* _RECORD EXCERPTS_
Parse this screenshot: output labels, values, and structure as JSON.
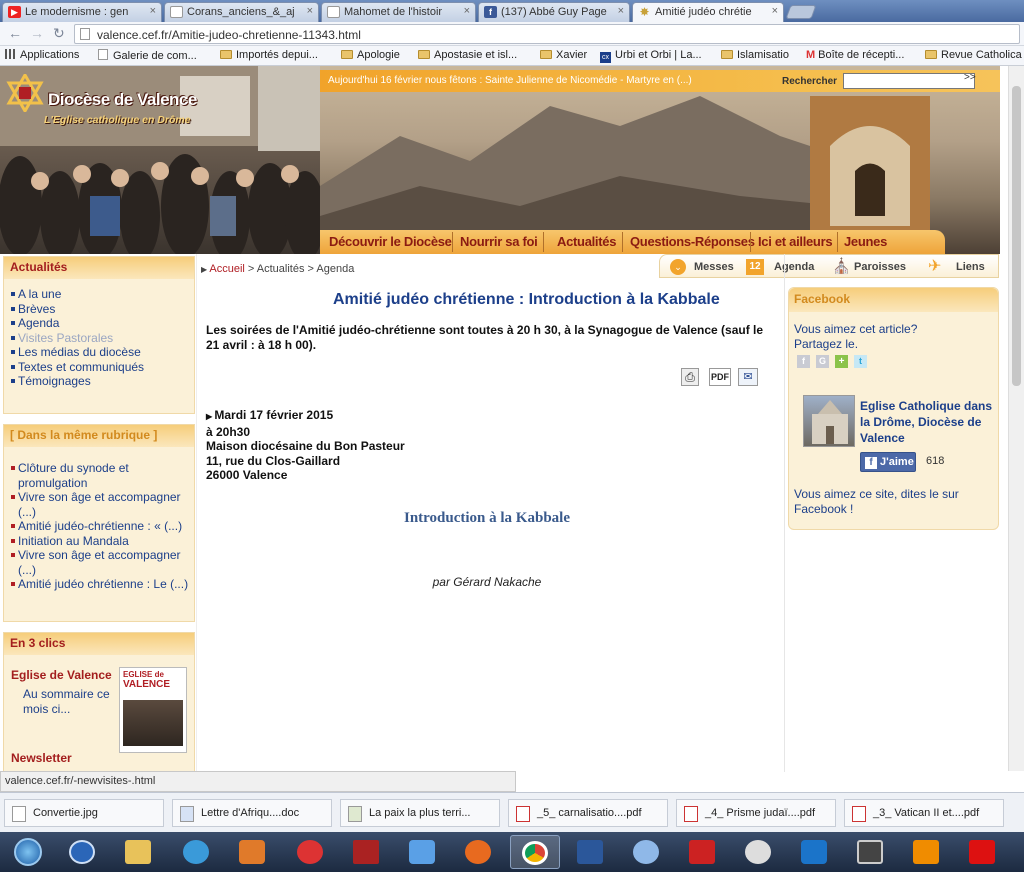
{
  "tabs": [
    {
      "label": "Le modernisme : gen",
      "icon": "youtube-icon",
      "color": "#e22"
    },
    {
      "label": "Corans_anciens_&_aj",
      "icon": "page-icon",
      "color": "#ddd"
    },
    {
      "label": "Mahomet de l'histoir",
      "icon": "page-icon",
      "color": "#ddd"
    },
    {
      "label": "(137) Abbé Guy Page",
      "icon": "facebook-icon",
      "color": "#3b5998"
    },
    {
      "label": "Amitié judéo chrétie",
      "icon": "star-icon",
      "color": "#c8a23a"
    }
  ],
  "address": {
    "url": "valence.cef.fr/Amitie-judeo-chretienne-11343.html"
  },
  "bookmarks": [
    {
      "label": "Applications"
    },
    {
      "label": "Galerie de com..."
    },
    {
      "label": "Importés depui..."
    },
    {
      "label": "Apologie"
    },
    {
      "label": "Apostasie et isl..."
    },
    {
      "label": "Xavier"
    },
    {
      "label": "Urbi et Orbi | La..."
    },
    {
      "label": "Islamisatio"
    },
    {
      "label": "Boîte de récepti..."
    },
    {
      "label": "Revue Catholica"
    }
  ],
  "header": {
    "logo_title": "Diocèse de Valence",
    "logo_subtitle": "L'Eglise catholique en Drôme",
    "ticker": "Aujourd'hui 16 février nous fêtons : Sainte Julienne de Nicomédie - Martyre en (...)",
    "search_label": "Rechercher",
    "search_go": ">>",
    "nav": [
      "Découvrir le Diocèse",
      "Nourrir sa foi",
      "Actualités",
      "Questions-Réponses",
      "Ici et ailleurs",
      "Jeunes"
    ]
  },
  "breadcrumb": {
    "home": "Accueil",
    "rest": " > Actualités > Agenda"
  },
  "quicklinks": [
    {
      "label": "Messes",
      "icon": "chevron-down-icon"
    },
    {
      "label": "Agenda",
      "icon": "calendar-icon",
      "num": "12"
    },
    {
      "label": "Paroisses",
      "icon": "church-icon"
    },
    {
      "label": "Liens",
      "icon": "plane-icon"
    }
  ],
  "left": {
    "actualites_title": "Actualités",
    "actualites_items": [
      "A la une",
      "Brèves",
      "Agenda",
      "Visites Pastorales",
      "Les médias du diocèse",
      "Textes et communiqués",
      "Témoignages"
    ],
    "rubrique_title": "[ Dans la même rubrique ]",
    "rubrique_items": [
      "Clôture du synode et promulgation",
      "Vivre son âge et accompagner (...)",
      "Amitié judéo-chrétienne : « (...)",
      "Initiation au Mandala",
      "Vivre son âge et accompagner (...)",
      "Amitié judéo chrétienne : Le (...)"
    ],
    "clics_title": "En 3 clics",
    "eglise_title": "Eglise de Valence",
    "eglise_link": "Au sommaire ce mois ci...",
    "magazine_line1": "EGLISE de",
    "magazine_line2": "VALENCE",
    "newsletter_title": "Newsletter"
  },
  "article": {
    "title": "Amitié judéo chrétienne : Introduction à la Kabbale",
    "intro": "Les soirées de l'Amitié judéo-chrétienne sont toutes à 20 h 30, à la Synagogue de Valence (sauf le 21 avril : à 18 h 00).",
    "tools": {
      "pdf": "PDF"
    },
    "date": "Mardi 17 février 2015",
    "time": "à 20h30",
    "place1": "Maison diocésaine du Bon Pasteur",
    "place2": "11, rue du Clos-Gaillard",
    "place3": "26000 Valence",
    "subtitle": "Introduction à la Kabbale",
    "author": "par Gérard Nakache"
  },
  "facebook": {
    "title": "Facebook",
    "line1": "Vous aimez cet article?",
    "line2": "Partagez le.",
    "page_name": "Eglise Catholique dans la Drôme, Diocèse de Valence",
    "like_label": "J'aime",
    "like_count": "618",
    "footer": "Vous aimez ce site, dites le sur Facebook !"
  },
  "status": {
    "url": "valence.cef.fr/-newvisites-.html"
  },
  "downloads": [
    {
      "label": "Convertie.jpg"
    },
    {
      "label": "Lettre d'Afriqu....doc"
    },
    {
      "label": "La paix la plus terri..."
    },
    {
      "label": "_5_ carnalisatio....pdf"
    },
    {
      "label": "_4_ Prisme judaï....pdf"
    },
    {
      "label": "_3_ Vatican II et....pdf"
    }
  ],
  "colors": {
    "accent": "#1c3f8a",
    "red": "#b01e24",
    "orange": "#f1a32a"
  }
}
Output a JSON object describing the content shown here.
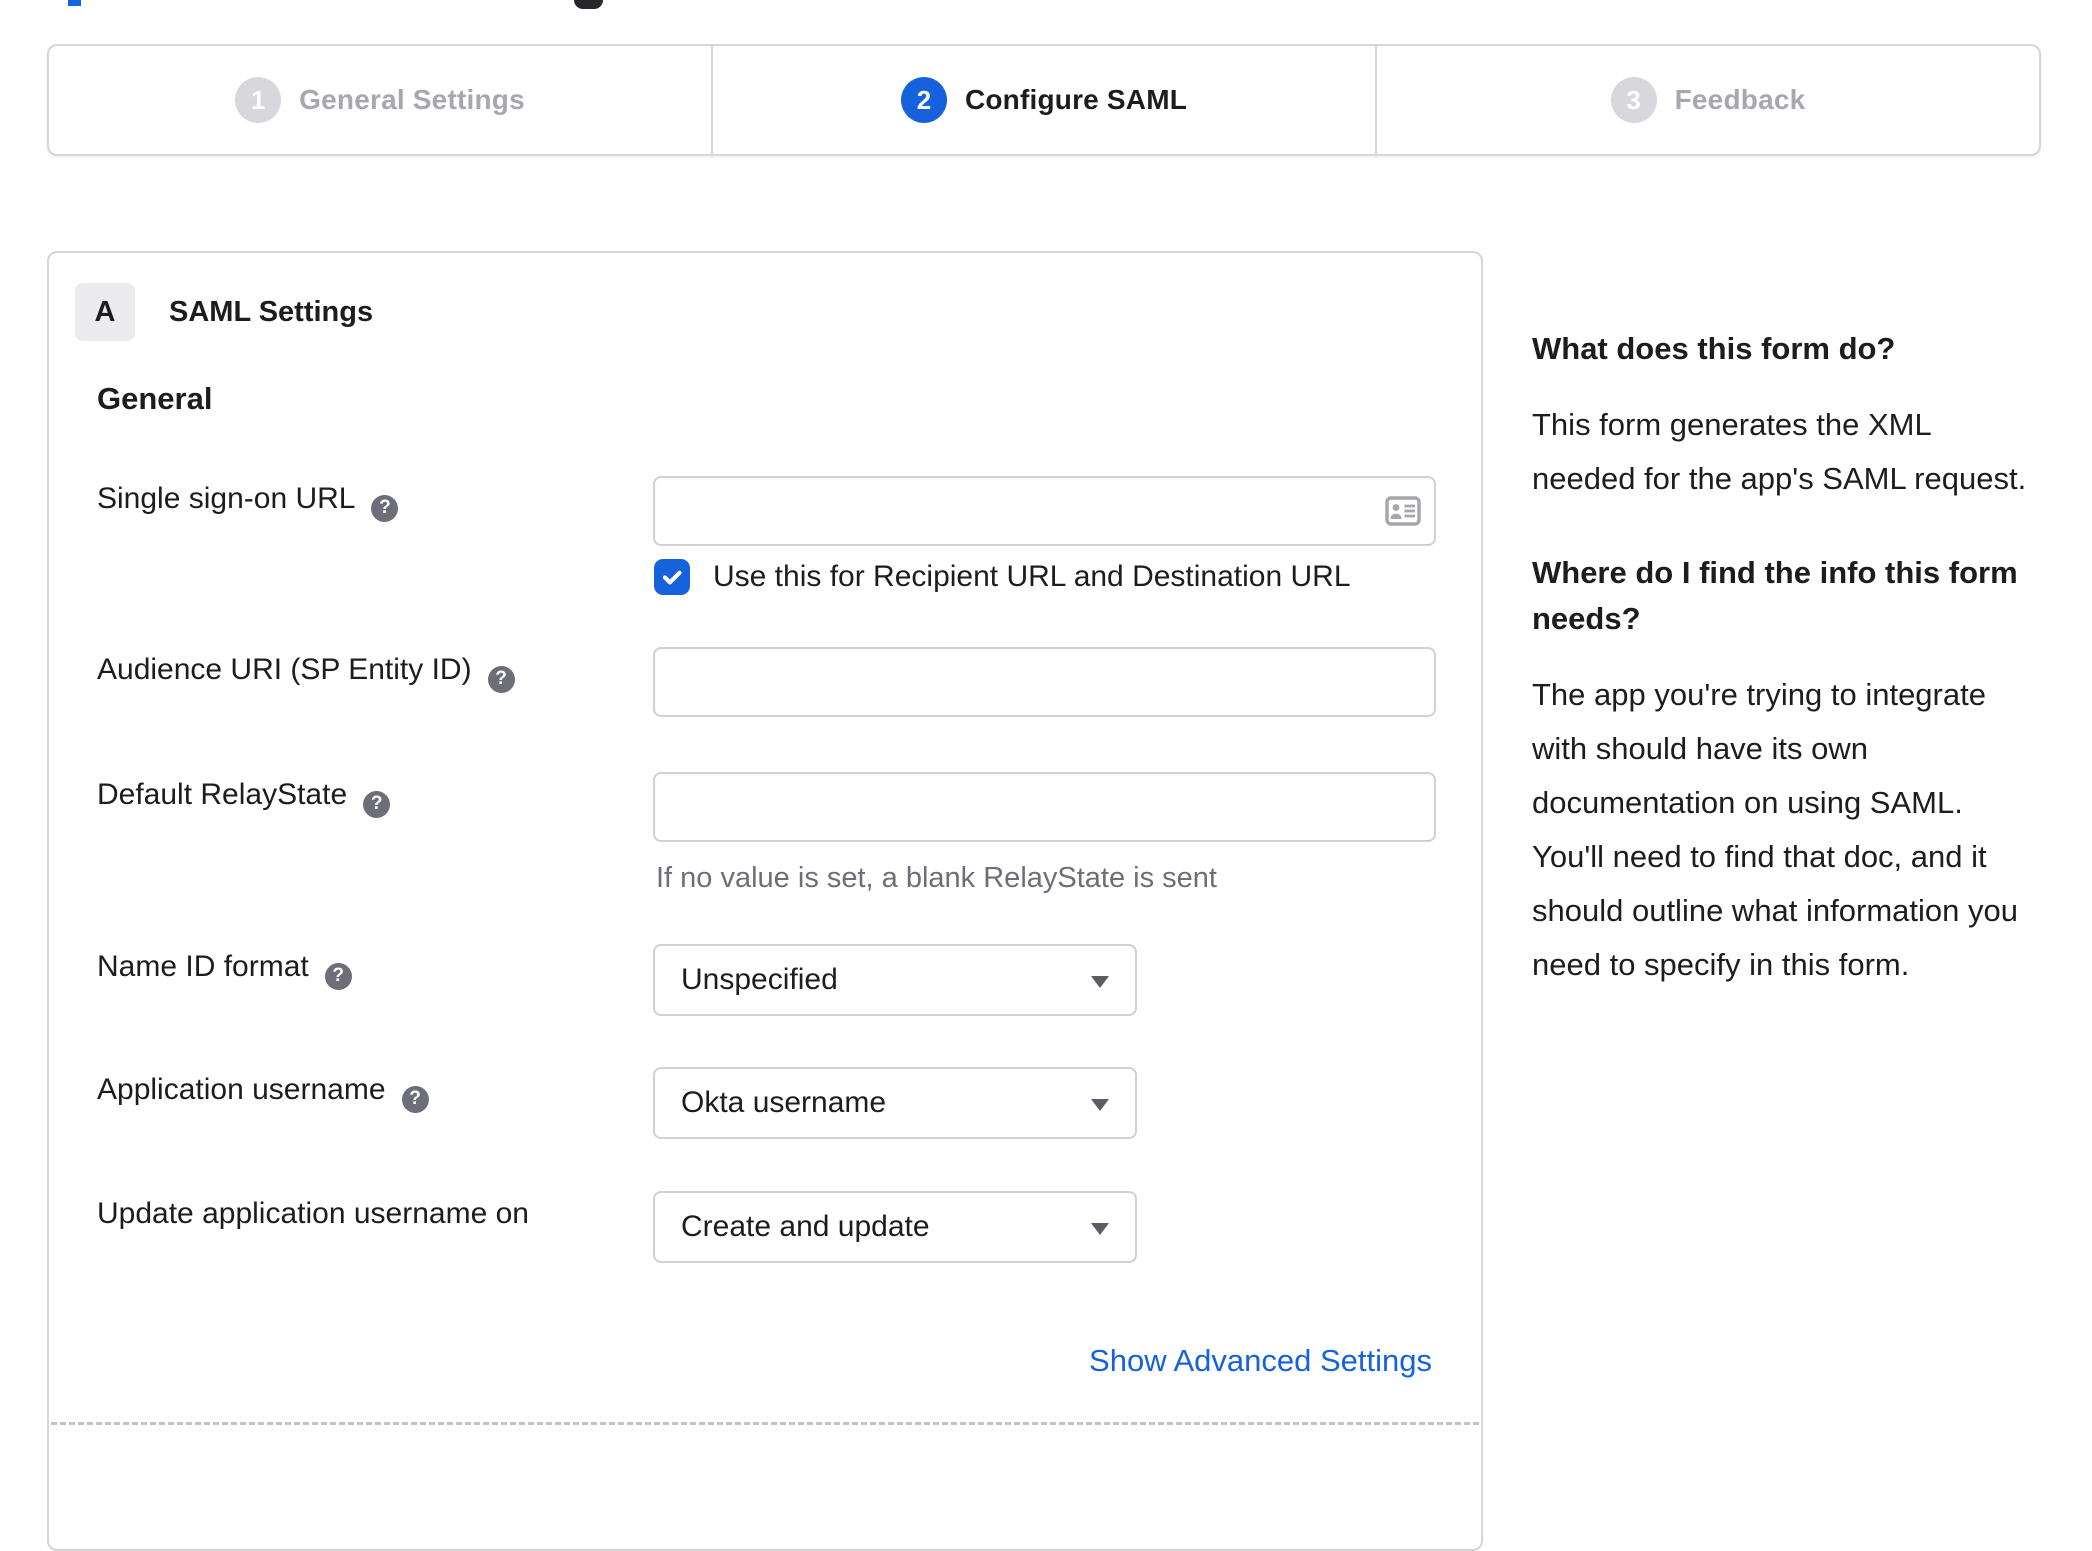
{
  "stepper": {
    "steps": [
      {
        "number": "1",
        "label": "General Settings",
        "state": "inactive"
      },
      {
        "number": "2",
        "label": "Configure SAML",
        "state": "active"
      },
      {
        "number": "3",
        "label": "Feedback",
        "state": "inactive"
      }
    ]
  },
  "panel": {
    "section_badge": "A",
    "section_title": "SAML Settings",
    "group_title": "General",
    "fields": {
      "sso": {
        "label": "Single sign-on URL",
        "value": ""
      },
      "sso_checkbox": {
        "label": "Use this for Recipient URL and Destination URL",
        "checked": true
      },
      "audience": {
        "label": "Audience URI (SP Entity ID)",
        "value": ""
      },
      "relay": {
        "label": "Default RelayState",
        "value": "",
        "hint": "If no value is set, a blank RelayState is sent"
      },
      "name_id": {
        "label": "Name ID format",
        "value": "Unspecified"
      },
      "app_username": {
        "label": "Application username",
        "value": "Okta username"
      },
      "update_username": {
        "label": "Update application username on",
        "value": "Create and update"
      }
    },
    "advanced_link": "Show Advanced Settings"
  },
  "help_panel": {
    "heading1": "What does this form do?",
    "body1": "This form generates the XML needed for the app's SAML request.",
    "heading2": "Where do I find the info this form needs?",
    "body2": "The app you're trying to integrate with should have its own documentation on using SAML. You'll need to find that doc, and it should outline what information you need to specify in this form."
  },
  "icons": {
    "sso_input_icon": "contact-card-icon",
    "help_icon": "question-mark-icon",
    "select_icon": "chevron-down-icon",
    "checkbox_icon": "checkmark-icon"
  },
  "colors": {
    "accent_blue": "#1662dd",
    "step_inactive_gray": "#d7d7dc",
    "text": "#1d1d21",
    "muted_text": "#6e6e78",
    "border": "#d5d5da"
  }
}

* _TASK OBJECTIVE_
Work out how many lines of the material above contain the word "Introduction", then give only that figure.

* _EXERCISE RESULT_
2